Stored data:
============
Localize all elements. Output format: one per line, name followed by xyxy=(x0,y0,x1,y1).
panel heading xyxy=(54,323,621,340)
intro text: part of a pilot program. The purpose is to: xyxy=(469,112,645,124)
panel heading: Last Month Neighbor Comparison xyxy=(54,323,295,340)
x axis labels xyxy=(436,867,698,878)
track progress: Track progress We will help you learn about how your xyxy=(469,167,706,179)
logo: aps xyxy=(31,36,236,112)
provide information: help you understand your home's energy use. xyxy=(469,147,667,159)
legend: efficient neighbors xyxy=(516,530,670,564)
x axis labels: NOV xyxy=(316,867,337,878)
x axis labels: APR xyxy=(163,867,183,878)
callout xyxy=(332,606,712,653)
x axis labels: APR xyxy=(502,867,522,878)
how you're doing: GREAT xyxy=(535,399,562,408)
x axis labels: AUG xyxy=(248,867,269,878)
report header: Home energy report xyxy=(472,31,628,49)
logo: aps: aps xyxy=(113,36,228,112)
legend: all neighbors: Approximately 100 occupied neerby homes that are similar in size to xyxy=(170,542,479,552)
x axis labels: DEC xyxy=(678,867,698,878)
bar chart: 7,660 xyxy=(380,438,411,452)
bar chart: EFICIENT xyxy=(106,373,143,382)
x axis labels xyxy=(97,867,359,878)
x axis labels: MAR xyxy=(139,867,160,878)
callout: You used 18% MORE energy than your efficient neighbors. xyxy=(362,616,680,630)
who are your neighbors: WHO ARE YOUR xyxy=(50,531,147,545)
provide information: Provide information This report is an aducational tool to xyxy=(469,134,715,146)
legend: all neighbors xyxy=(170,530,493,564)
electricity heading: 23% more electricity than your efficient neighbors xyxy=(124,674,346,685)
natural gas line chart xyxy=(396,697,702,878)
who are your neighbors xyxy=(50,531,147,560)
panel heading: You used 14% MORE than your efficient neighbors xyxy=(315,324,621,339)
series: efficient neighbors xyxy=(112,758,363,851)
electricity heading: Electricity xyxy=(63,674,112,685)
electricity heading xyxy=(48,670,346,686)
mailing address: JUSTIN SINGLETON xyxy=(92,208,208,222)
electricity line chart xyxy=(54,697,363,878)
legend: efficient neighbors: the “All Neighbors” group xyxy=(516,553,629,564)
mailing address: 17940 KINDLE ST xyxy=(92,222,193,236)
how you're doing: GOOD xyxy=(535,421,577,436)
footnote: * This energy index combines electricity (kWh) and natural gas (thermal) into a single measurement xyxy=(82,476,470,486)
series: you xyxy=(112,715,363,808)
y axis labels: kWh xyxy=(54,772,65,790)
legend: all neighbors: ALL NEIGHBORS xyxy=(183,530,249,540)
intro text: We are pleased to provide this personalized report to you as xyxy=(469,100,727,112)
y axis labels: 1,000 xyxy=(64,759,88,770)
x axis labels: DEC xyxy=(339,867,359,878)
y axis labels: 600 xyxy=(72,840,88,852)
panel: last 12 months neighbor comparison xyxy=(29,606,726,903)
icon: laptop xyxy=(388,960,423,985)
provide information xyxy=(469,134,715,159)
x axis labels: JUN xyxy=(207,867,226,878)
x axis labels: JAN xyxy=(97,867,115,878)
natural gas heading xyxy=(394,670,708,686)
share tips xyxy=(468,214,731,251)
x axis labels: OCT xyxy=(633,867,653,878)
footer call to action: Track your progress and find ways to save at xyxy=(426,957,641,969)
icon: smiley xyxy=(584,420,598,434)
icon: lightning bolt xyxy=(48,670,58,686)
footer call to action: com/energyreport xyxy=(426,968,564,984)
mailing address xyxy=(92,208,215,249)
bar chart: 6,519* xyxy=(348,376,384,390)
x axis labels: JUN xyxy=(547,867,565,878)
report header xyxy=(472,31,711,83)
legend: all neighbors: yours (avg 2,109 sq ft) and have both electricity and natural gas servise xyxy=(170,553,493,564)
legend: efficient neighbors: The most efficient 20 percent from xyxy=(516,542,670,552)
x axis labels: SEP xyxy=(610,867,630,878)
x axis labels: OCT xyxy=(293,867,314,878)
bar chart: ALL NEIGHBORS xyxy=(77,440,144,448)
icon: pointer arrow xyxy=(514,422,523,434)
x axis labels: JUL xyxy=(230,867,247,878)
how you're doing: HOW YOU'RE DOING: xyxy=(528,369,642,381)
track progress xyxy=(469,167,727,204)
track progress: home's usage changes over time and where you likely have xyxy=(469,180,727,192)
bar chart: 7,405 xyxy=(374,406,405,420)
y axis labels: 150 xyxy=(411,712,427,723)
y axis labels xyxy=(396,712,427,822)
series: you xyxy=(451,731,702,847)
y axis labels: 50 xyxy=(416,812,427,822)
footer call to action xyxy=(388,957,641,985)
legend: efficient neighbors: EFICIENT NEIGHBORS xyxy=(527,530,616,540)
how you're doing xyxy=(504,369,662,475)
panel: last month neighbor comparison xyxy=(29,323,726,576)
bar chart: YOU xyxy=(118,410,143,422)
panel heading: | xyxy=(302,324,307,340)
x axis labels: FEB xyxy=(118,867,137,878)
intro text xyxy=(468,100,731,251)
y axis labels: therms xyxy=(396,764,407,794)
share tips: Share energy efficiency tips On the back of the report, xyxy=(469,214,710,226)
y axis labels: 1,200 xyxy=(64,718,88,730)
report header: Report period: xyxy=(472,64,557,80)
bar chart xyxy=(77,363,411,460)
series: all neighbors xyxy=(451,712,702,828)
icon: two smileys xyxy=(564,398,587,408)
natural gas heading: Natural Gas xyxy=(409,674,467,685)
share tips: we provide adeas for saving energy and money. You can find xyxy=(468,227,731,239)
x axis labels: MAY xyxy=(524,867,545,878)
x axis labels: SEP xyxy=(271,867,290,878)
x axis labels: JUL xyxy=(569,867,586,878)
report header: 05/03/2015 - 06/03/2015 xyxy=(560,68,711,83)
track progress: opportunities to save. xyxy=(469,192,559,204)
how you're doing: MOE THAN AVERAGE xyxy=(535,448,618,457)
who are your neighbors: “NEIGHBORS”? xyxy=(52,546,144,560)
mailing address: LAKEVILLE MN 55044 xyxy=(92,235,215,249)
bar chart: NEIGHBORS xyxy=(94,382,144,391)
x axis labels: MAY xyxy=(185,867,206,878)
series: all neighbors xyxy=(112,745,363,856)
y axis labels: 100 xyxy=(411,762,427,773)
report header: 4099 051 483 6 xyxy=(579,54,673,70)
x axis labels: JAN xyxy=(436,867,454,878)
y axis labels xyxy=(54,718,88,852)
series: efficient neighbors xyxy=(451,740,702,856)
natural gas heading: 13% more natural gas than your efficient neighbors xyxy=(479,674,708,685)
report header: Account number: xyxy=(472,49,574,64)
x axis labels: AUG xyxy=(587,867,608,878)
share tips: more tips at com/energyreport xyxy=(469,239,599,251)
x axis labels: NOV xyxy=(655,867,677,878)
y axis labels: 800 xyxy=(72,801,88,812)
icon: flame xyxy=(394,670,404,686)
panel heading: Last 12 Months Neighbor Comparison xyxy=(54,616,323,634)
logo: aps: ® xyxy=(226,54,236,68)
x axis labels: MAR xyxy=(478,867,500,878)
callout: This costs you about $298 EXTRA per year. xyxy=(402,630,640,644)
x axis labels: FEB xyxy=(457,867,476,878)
============
◆ **Exercise prompt**: Pull out every line in the material above that contains the string "mailing", matching case exactly.

◆ **Output for this task**:
mailing address: JUSTIN SINGLETON xyxy=(92,208,208,222)
mailing address: 17940 KINDLE ST xyxy=(92,222,193,236)
mailing address xyxy=(92,208,215,249)
mailing address: LAKEVILLE MN 55044 xyxy=(92,235,215,249)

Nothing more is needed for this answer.